-- start --

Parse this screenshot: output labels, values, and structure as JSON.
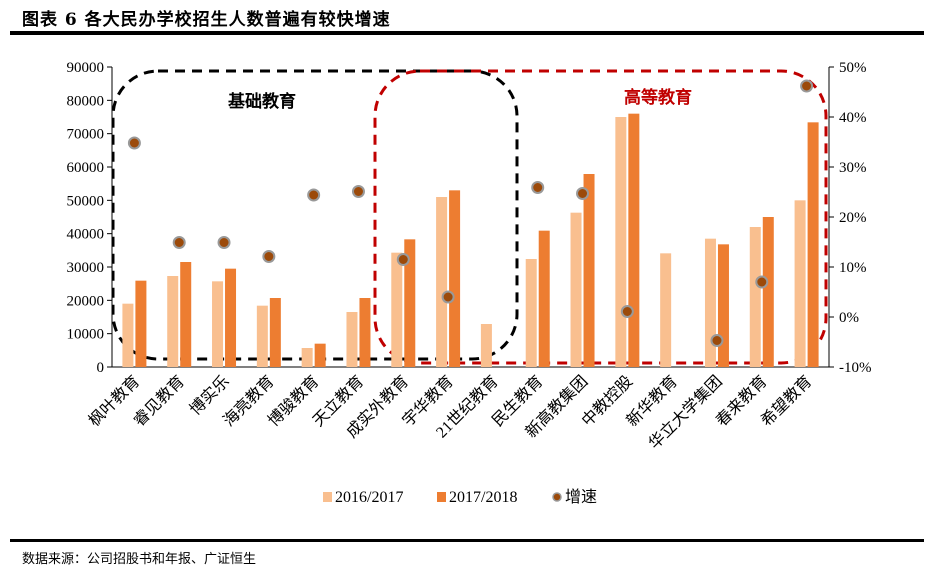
{
  "title": "图表 6 各大民办学校招生人数普遍有较快增速",
  "source": "数据来源：公司招股书和年报、广证恒生",
  "chart_data": {
    "type": "bar",
    "title": "",
    "categories": [
      "枫叶教育",
      "睿见教育",
      "博实乐",
      "海亮教育",
      "博骏教育",
      "天立教育",
      "成实外教育",
      "宇华教育",
      "21世纪教育",
      "民生教育",
      "新高教集团",
      "中教控股",
      "新华教育",
      "华立大学集团",
      "春来教育",
      "希望教育"
    ],
    "series": [
      {
        "name": "2016/2017",
        "type": "bar",
        "axis": "left",
        "color": "#F9BF8F",
        "values": [
          19000,
          27300,
          25700,
          18400,
          5700,
          16500,
          34300,
          51000,
          12900,
          32400,
          46300,
          75000,
          34100,
          38500,
          42000,
          50000
        ]
      },
      {
        "name": "2017/2018",
        "type": "bar",
        "axis": "left",
        "color": "#ED7D31",
        "values": [
          25900,
          31500,
          29500,
          20700,
          7000,
          20700,
          38300,
          53000,
          null,
          40900,
          57900,
          76000,
          null,
          36800,
          45000,
          73400
        ]
      },
      {
        "name": "增速",
        "type": "scatter",
        "axis": "right",
        "color": "#9C4A0A",
        "values": [
          34.8,
          14.9,
          14.9,
          12.1,
          24.4,
          25.1,
          11.5,
          4.0,
          null,
          25.9,
          24.7,
          1.1,
          null,
          -4.7,
          7.0,
          46.2
        ]
      }
    ],
    "y_left": {
      "range": [
        0,
        90000
      ],
      "ticks": [
        "0",
        "10000",
        "20000",
        "30000",
        "40000",
        "50000",
        "60000",
        "70000",
        "80000",
        "90000"
      ]
    },
    "y_right": {
      "range": [
        -10,
        50
      ],
      "unit": "%",
      "ticks": [
        "-10%",
        "0%",
        "10%",
        "20%",
        "30%",
        "40%",
        "50%"
      ]
    },
    "annotations": [
      {
        "text": "基础教育",
        "color": "#000000",
        "group_categories": [
          "枫叶教育",
          "21世纪教育"
        ]
      },
      {
        "text": "高等教育",
        "color": "#C00000",
        "group_categories": [
          "成实外教育",
          "希望教育"
        ]
      }
    ],
    "legend": "bottom",
    "grid": false
  }
}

-- end --

(Written problem) Working from the lines above, reproduce the material exactly and exclude its pictures.

(Full output)
Parse this screenshot: output labels, values, and structure as JSON.
{
  "title": "图表 6 各大民办学校招生人数普遍有较快增速",
  "source": "数据来源：公司招股书和年报、广证恒生",
  "chart_data": {
    "type": "bar",
    "title": "",
    "categories": [
      "枫叶教育",
      "睿见教育",
      "博实乐",
      "海亮教育",
      "博骏教育",
      "天立教育",
      "成实外教育",
      "宇华教育",
      "21世纪教育",
      "民生教育",
      "新高教集团",
      "中教控股",
      "新华教育",
      "华立大学集团",
      "春来教育",
      "希望教育"
    ],
    "series": [
      {
        "name": "2016/2017",
        "type": "bar",
        "axis": "left",
        "color": "#F9BF8F",
        "values": [
          19000,
          27300,
          25700,
          18400,
          5700,
          16500,
          34300,
          51000,
          12900,
          32400,
          46300,
          75000,
          34100,
          38500,
          42000,
          50000
        ]
      },
      {
        "name": "2017/2018",
        "type": "bar",
        "axis": "left",
        "color": "#ED7D31",
        "values": [
          25900,
          31500,
          29500,
          20700,
          7000,
          20700,
          38300,
          53000,
          null,
          40900,
          57900,
          76000,
          null,
          36800,
          45000,
          73400
        ]
      },
      {
        "name": "增速",
        "type": "scatter",
        "axis": "right",
        "color": "#9C4A0A",
        "values": [
          34.8,
          14.9,
          14.9,
          12.1,
          24.4,
          25.1,
          11.5,
          4.0,
          null,
          25.9,
          24.7,
          1.1,
          null,
          -4.7,
          7.0,
          46.2
        ]
      }
    ],
    "y_left": {
      "range": [
        0,
        90000
      ],
      "ticks": [
        "0",
        "10000",
        "20000",
        "30000",
        "40000",
        "50000",
        "60000",
        "70000",
        "80000",
        "90000"
      ]
    },
    "y_right": {
      "range": [
        -10,
        50
      ],
      "unit": "%",
      "ticks": [
        "-10%",
        "0%",
        "10%",
        "20%",
        "30%",
        "40%",
        "50%"
      ]
    },
    "annotations": [
      {
        "text": "基础教育",
        "color": "#000000",
        "group_categories": [
          "枫叶教育",
          "21世纪教育"
        ]
      },
      {
        "text": "高等教育",
        "color": "#C00000",
        "group_categories": [
          "成实外教育",
          "希望教育"
        ]
      }
    ],
    "legend": "bottom",
    "grid": false
  }
}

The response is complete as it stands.